Dataset items
•••••
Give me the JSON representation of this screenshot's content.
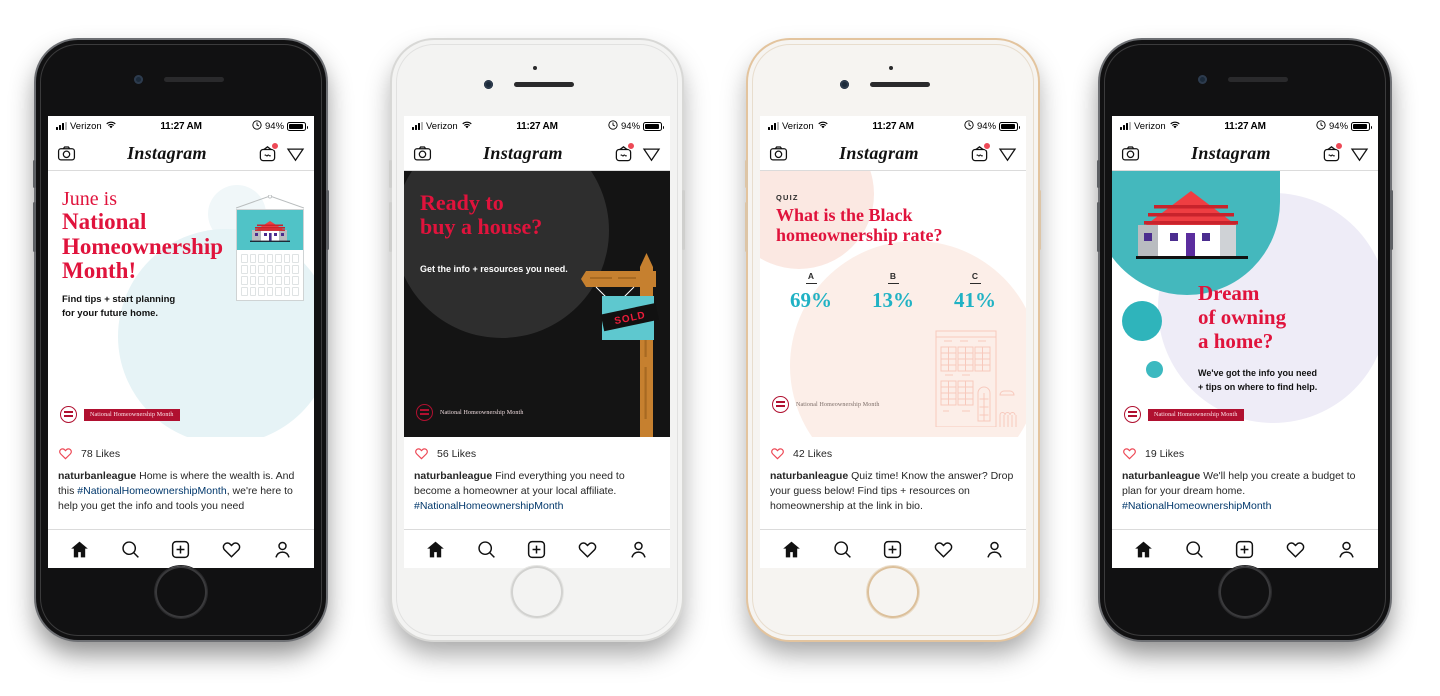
{
  "colors": {
    "brand_red": "#e0133c",
    "deep_red": "#b01030",
    "teal": "#20b2c4",
    "teal_dark": "#44b8bd",
    "lavender": "#eeecf7",
    "peach": "#fbe8e2",
    "ig_link": "#00376b",
    "ig_heart": "#ed4956",
    "dark_bg": "#141414"
  },
  "status_bar": {
    "carrier": "Verizon",
    "time": "11:27 AM",
    "battery_pct": "94%",
    "signal_icon": "signal-bars-icon",
    "wifi_icon": "wifi-icon",
    "alarm_icon": "alarm-icon",
    "battery_icon": "battery-icon"
  },
  "ig_header": {
    "camera_icon": "camera-icon",
    "logo": "Instagram",
    "igtv_icon": "igtv-icon",
    "direct_icon": "paper-plane-icon",
    "has_notification_badge": true
  },
  "tab_bar": {
    "items": [
      {
        "name": "home-icon",
        "label": "Home"
      },
      {
        "name": "search-icon",
        "label": "Search"
      },
      {
        "name": "add-post-icon",
        "label": "New Post"
      },
      {
        "name": "activity-heart-icon",
        "label": "Activity"
      },
      {
        "name": "profile-icon",
        "label": "Profile"
      }
    ]
  },
  "badge": {
    "logo_mark": "nhm-logo-mark",
    "text": "National Homeownership Month"
  },
  "phones": [
    {
      "frame_color": "black",
      "post": {
        "id": "post-june-is-nhm",
        "headline_line1": "June is",
        "headline_line2": "National",
        "headline_line3": "Homeownership",
        "headline_line4": "Month!",
        "subhead_line1": "Find tips + start planning",
        "subhead_line2": "for your future home.",
        "illustration": "calendar-with-house-icon"
      },
      "likes": "78 Likes",
      "caption": {
        "username": "naturbanleague",
        "text_before": "Home is where the wealth is. And this ",
        "hashtag": "#NationalHomeownershipMonth",
        "text_after": ", we're here to help you get the info and tools you need"
      }
    },
    {
      "frame_color": "white",
      "post": {
        "id": "post-ready-to-buy",
        "headline_line1": "Ready to",
        "headline_line2": "buy a house?",
        "subhead_line1": "Get the info + resources you need.",
        "illustration": "sold-yard-sign-icon",
        "sign_text": "SOLD"
      },
      "likes": "56 Likes",
      "caption": {
        "username": "naturbanleague",
        "text_before": "Find everything you need to become a homeowner at your local affiliate.",
        "hashtag": "#NationalHomeownershipMonth",
        "text_after": ""
      }
    },
    {
      "frame_color": "gold",
      "post": {
        "id": "post-quiz-black-homeownership",
        "kicker": "QUIZ",
        "headline_line1": "What is the Black",
        "headline_line2": "homeownership rate?",
        "options": [
          {
            "letter": "A",
            "value": "69%"
          },
          {
            "letter": "B",
            "value": "13%"
          },
          {
            "letter": "C",
            "value": "41%"
          }
        ],
        "illustration": "brownstone-outline-icon"
      },
      "likes": "42 Likes",
      "caption": {
        "username": "naturbanleague",
        "text_before": "Quiz time! Know the answer? Drop your guess below! Find tips + resources on homeownership at the link in bio.",
        "hashtag": "",
        "text_after": ""
      }
    },
    {
      "frame_color": "black",
      "post": {
        "id": "post-dream-of-owning",
        "headline_line1": "Dream",
        "headline_line2": "of owning",
        "headline_line3": "a home?",
        "subhead_line1": "We've got the info you need",
        "subhead_line2": "+ tips on where to find help.",
        "illustration": "house-on-hill-icon"
      },
      "likes": "19 Likes",
      "caption": {
        "username": "naturbanleague",
        "text_before": "We'll help you create a budget to plan for your dream home.",
        "hashtag": "#NationalHomeownershipMonth",
        "text_after": ""
      }
    }
  ]
}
•••••
■ **WRITTEN REQUEST**: Can you repeat every record above exactly, apart from the pictures?

■ **ANSWER BELOW**:
Give me the JSON representation of this screenshot's content.
{
  "colors": {
    "brand_red": "#e0133c",
    "deep_red": "#b01030",
    "teal": "#20b2c4",
    "teal_dark": "#44b8bd",
    "lavender": "#eeecf7",
    "peach": "#fbe8e2",
    "ig_link": "#00376b",
    "ig_heart": "#ed4956",
    "dark_bg": "#141414"
  },
  "status_bar": {
    "carrier": "Verizon",
    "time": "11:27 AM",
    "battery_pct": "94%",
    "signal_icon": "signal-bars-icon",
    "wifi_icon": "wifi-icon",
    "alarm_icon": "alarm-icon",
    "battery_icon": "battery-icon"
  },
  "ig_header": {
    "camera_icon": "camera-icon",
    "logo": "Instagram",
    "igtv_icon": "igtv-icon",
    "direct_icon": "paper-plane-icon",
    "has_notification_badge": true
  },
  "tab_bar": {
    "items": [
      {
        "name": "home-icon",
        "label": "Home"
      },
      {
        "name": "search-icon",
        "label": "Search"
      },
      {
        "name": "add-post-icon",
        "label": "New Post"
      },
      {
        "name": "activity-heart-icon",
        "label": "Activity"
      },
      {
        "name": "profile-icon",
        "label": "Profile"
      }
    ]
  },
  "badge": {
    "logo_mark": "nhm-logo-mark",
    "text": "National Homeownership Month"
  },
  "phones": [
    {
      "frame_color": "black",
      "post": {
        "id": "post-june-is-nhm",
        "headline_line1": "June is",
        "headline_line2": "National",
        "headline_line3": "Homeownership",
        "headline_line4": "Month!",
        "subhead_line1": "Find tips + start planning",
        "subhead_line2": "for your future home.",
        "illustration": "calendar-with-house-icon"
      },
      "likes": "78 Likes",
      "caption": {
        "username": "naturbanleague",
        "text_before": "Home is where the wealth is. And this ",
        "hashtag": "#NationalHomeownershipMonth",
        "text_after": ", we're here to help you get the info and tools you need"
      }
    },
    {
      "frame_color": "white",
      "post": {
        "id": "post-ready-to-buy",
        "headline_line1": "Ready to",
        "headline_line2": "buy a house?",
        "subhead_line1": "Get the info + resources you need.",
        "illustration": "sold-yard-sign-icon",
        "sign_text": "SOLD"
      },
      "likes": "56 Likes",
      "caption": {
        "username": "naturbanleague",
        "text_before": "Find everything you need to become a homeowner at your local affiliate.",
        "hashtag": "#NationalHomeownershipMonth",
        "text_after": ""
      }
    },
    {
      "frame_color": "gold",
      "post": {
        "id": "post-quiz-black-homeownership",
        "kicker": "QUIZ",
        "headline_line1": "What is the Black",
        "headline_line2": "homeownership rate?",
        "options": [
          {
            "letter": "A",
            "value": "69%"
          },
          {
            "letter": "B",
            "value": "13%"
          },
          {
            "letter": "C",
            "value": "41%"
          }
        ],
        "illustration": "brownstone-outline-icon"
      },
      "likes": "42 Likes",
      "caption": {
        "username": "naturbanleague",
        "text_before": "Quiz time! Know the answer? Drop your guess below! Find tips + resources on homeownership at the link in bio.",
        "hashtag": "",
        "text_after": ""
      }
    },
    {
      "frame_color": "black",
      "post": {
        "id": "post-dream-of-owning",
        "headline_line1": "Dream",
        "headline_line2": "of owning",
        "headline_line3": "a home?",
        "subhead_line1": "We've got the info you need",
        "subhead_line2": "+ tips on where to find help.",
        "illustration": "house-on-hill-icon"
      },
      "likes": "19 Likes",
      "caption": {
        "username": "naturbanleague",
        "text_before": "We'll help you create a budget to plan for your dream home.",
        "hashtag": "#NationalHomeownershipMonth",
        "text_after": ""
      }
    }
  ]
}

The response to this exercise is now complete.